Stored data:
_ _ _ _

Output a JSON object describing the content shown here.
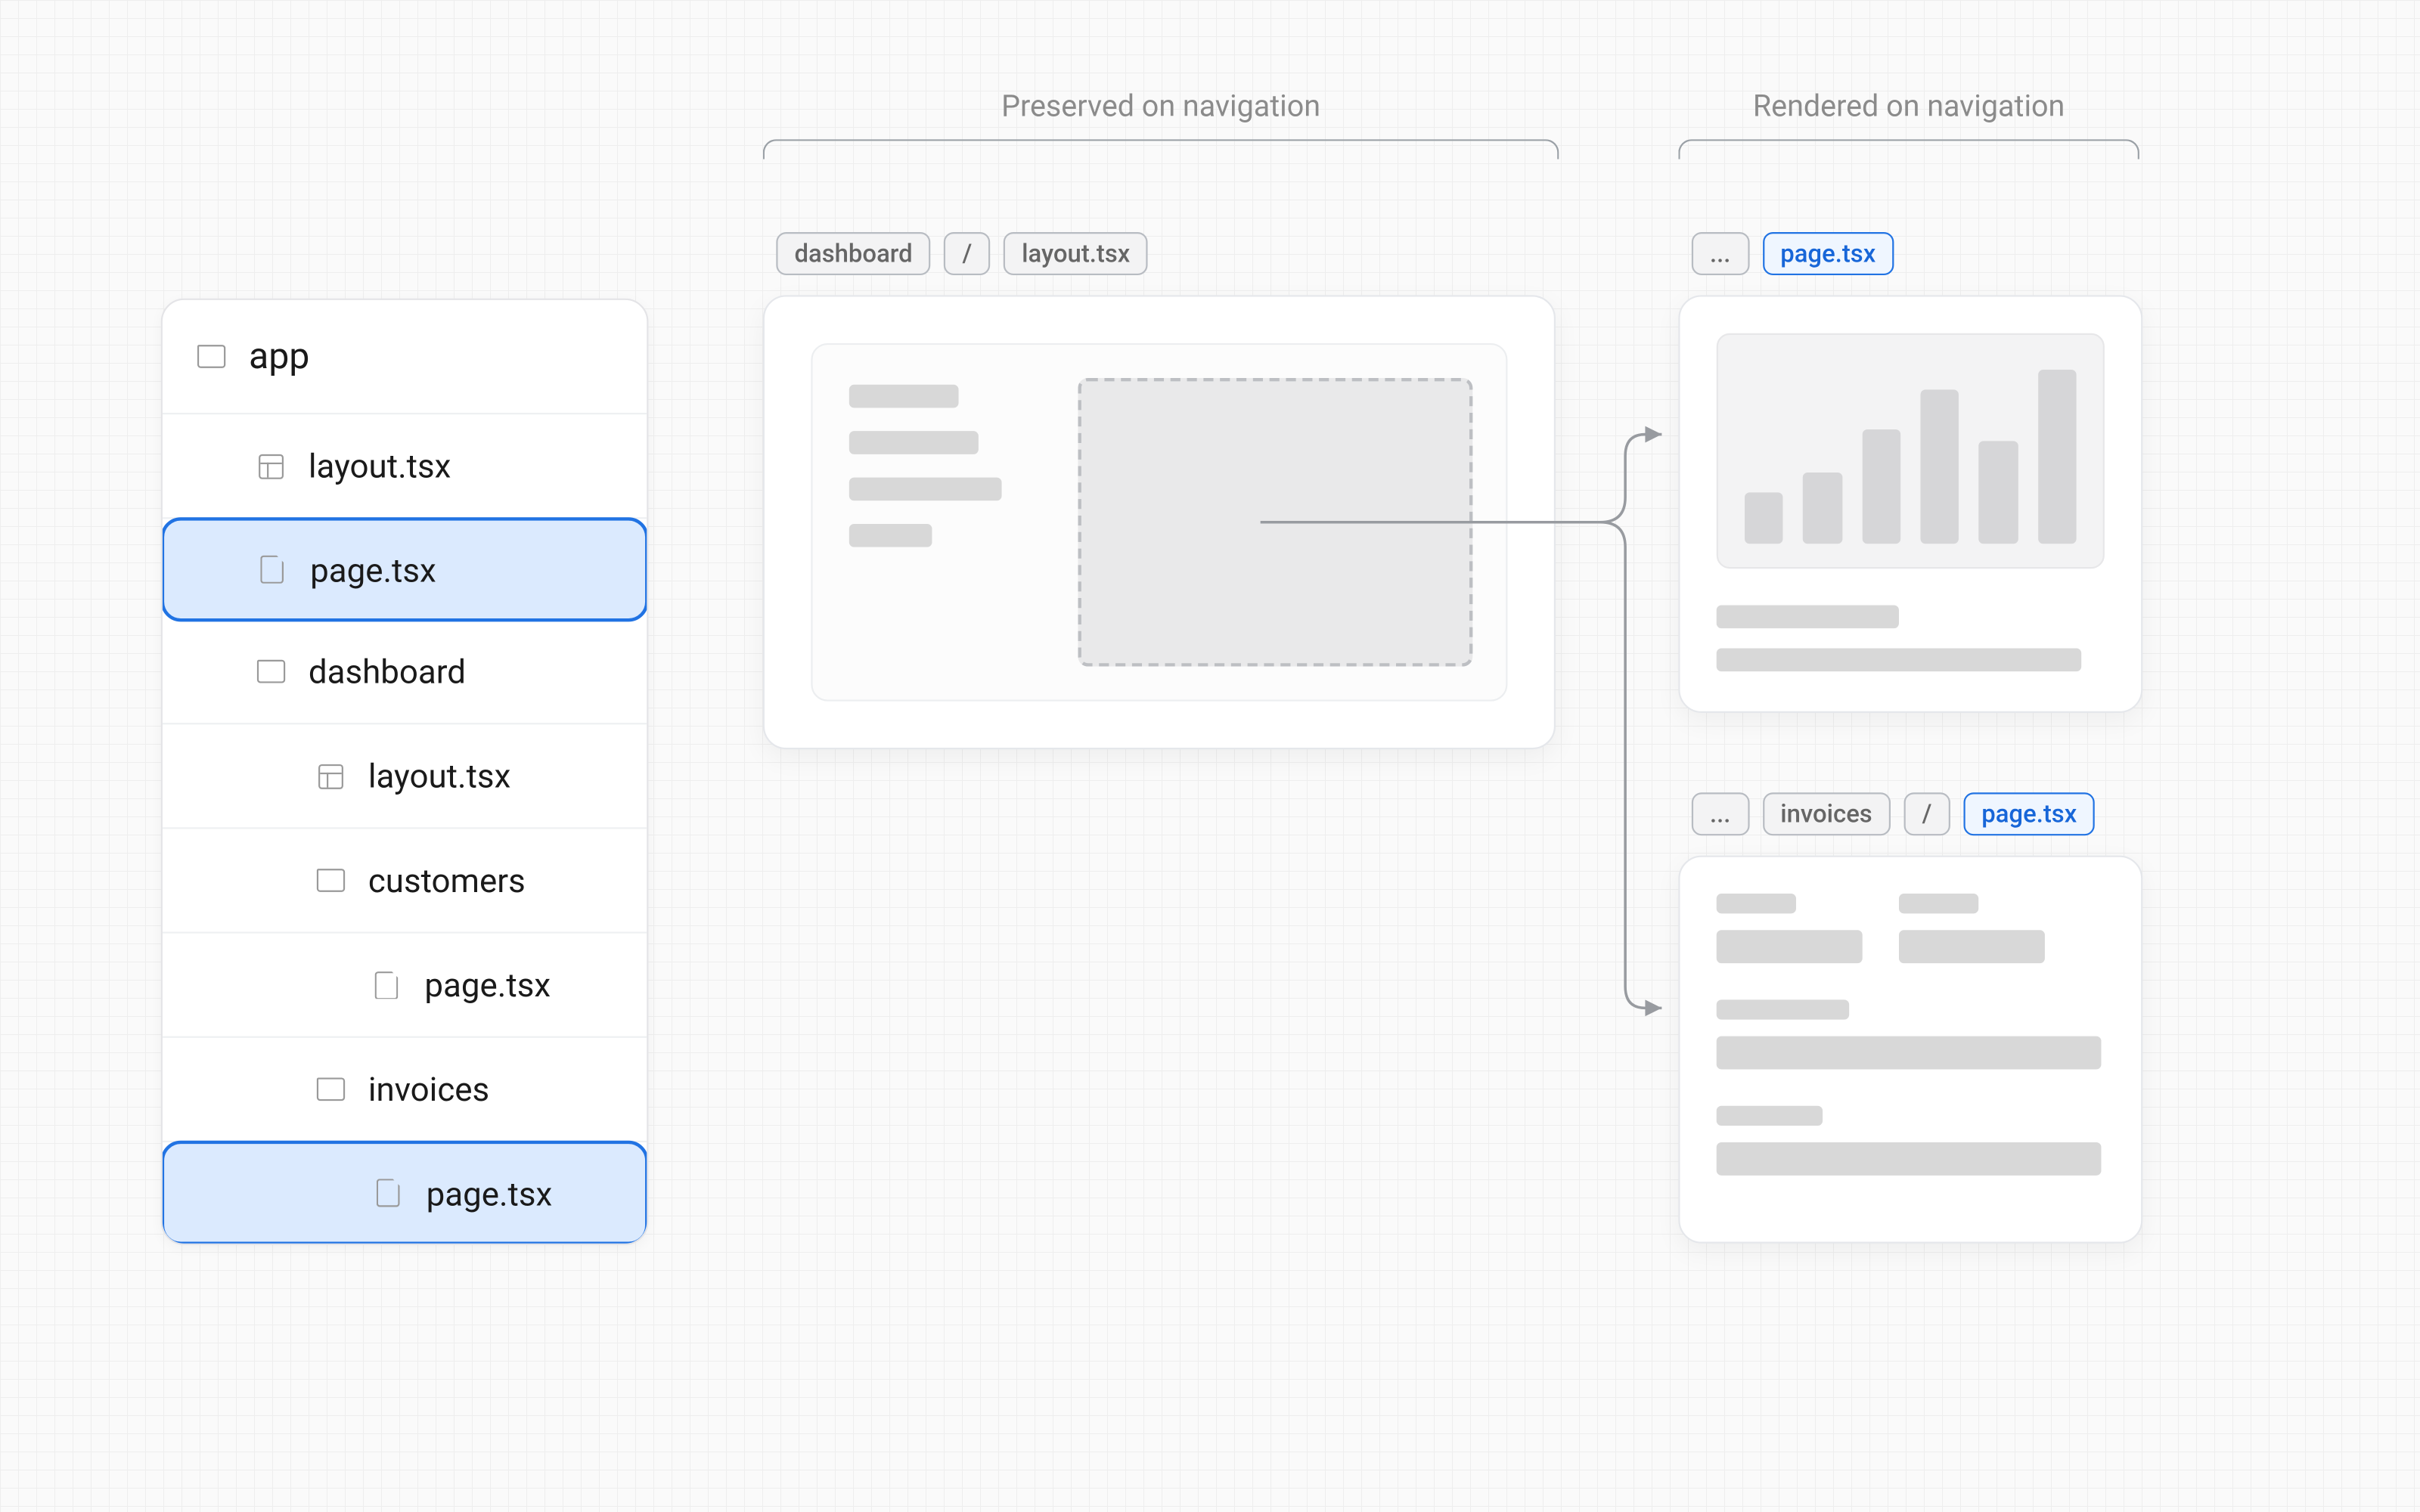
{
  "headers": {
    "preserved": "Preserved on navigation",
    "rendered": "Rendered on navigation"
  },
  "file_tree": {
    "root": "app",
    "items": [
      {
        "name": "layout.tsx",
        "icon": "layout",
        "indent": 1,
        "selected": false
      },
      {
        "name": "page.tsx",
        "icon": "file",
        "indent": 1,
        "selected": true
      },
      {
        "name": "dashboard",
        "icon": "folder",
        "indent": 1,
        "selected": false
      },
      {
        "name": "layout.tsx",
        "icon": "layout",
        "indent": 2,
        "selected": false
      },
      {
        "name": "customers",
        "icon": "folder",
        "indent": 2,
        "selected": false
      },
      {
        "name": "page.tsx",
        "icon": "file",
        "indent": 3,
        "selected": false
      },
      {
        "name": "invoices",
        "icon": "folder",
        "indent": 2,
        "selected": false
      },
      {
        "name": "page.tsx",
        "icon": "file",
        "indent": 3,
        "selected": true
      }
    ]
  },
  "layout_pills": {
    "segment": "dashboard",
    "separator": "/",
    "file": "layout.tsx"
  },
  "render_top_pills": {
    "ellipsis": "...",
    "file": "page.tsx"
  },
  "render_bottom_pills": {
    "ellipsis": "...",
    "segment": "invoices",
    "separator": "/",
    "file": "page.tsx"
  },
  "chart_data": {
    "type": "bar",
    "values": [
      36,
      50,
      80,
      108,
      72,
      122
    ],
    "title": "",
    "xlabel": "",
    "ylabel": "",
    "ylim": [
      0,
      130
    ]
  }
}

_ _ _ _

BRIEF: Copy every record above exactly as written, but leave out the pictures.

ANSWER FOR THIS EXERCISE:
Output a JSON object describing the content shown here.
{
  "headers": {
    "preserved": "Preserved on navigation",
    "rendered": "Rendered on navigation"
  },
  "file_tree": {
    "root": "app",
    "items": [
      {
        "name": "layout.tsx",
        "icon": "layout",
        "indent": 1,
        "selected": false
      },
      {
        "name": "page.tsx",
        "icon": "file",
        "indent": 1,
        "selected": true
      },
      {
        "name": "dashboard",
        "icon": "folder",
        "indent": 1,
        "selected": false
      },
      {
        "name": "layout.tsx",
        "icon": "layout",
        "indent": 2,
        "selected": false
      },
      {
        "name": "customers",
        "icon": "folder",
        "indent": 2,
        "selected": false
      },
      {
        "name": "page.tsx",
        "icon": "file",
        "indent": 3,
        "selected": false
      },
      {
        "name": "invoices",
        "icon": "folder",
        "indent": 2,
        "selected": false
      },
      {
        "name": "page.tsx",
        "icon": "file",
        "indent": 3,
        "selected": true
      }
    ]
  },
  "layout_pills": {
    "segment": "dashboard",
    "separator": "/",
    "file": "layout.tsx"
  },
  "render_top_pills": {
    "ellipsis": "...",
    "file": "page.tsx"
  },
  "render_bottom_pills": {
    "ellipsis": "...",
    "segment": "invoices",
    "separator": "/",
    "file": "page.tsx"
  },
  "chart_data": {
    "type": "bar",
    "values": [
      36,
      50,
      80,
      108,
      72,
      122
    ],
    "title": "",
    "xlabel": "",
    "ylabel": "",
    "ylim": [
      0,
      130
    ]
  }
}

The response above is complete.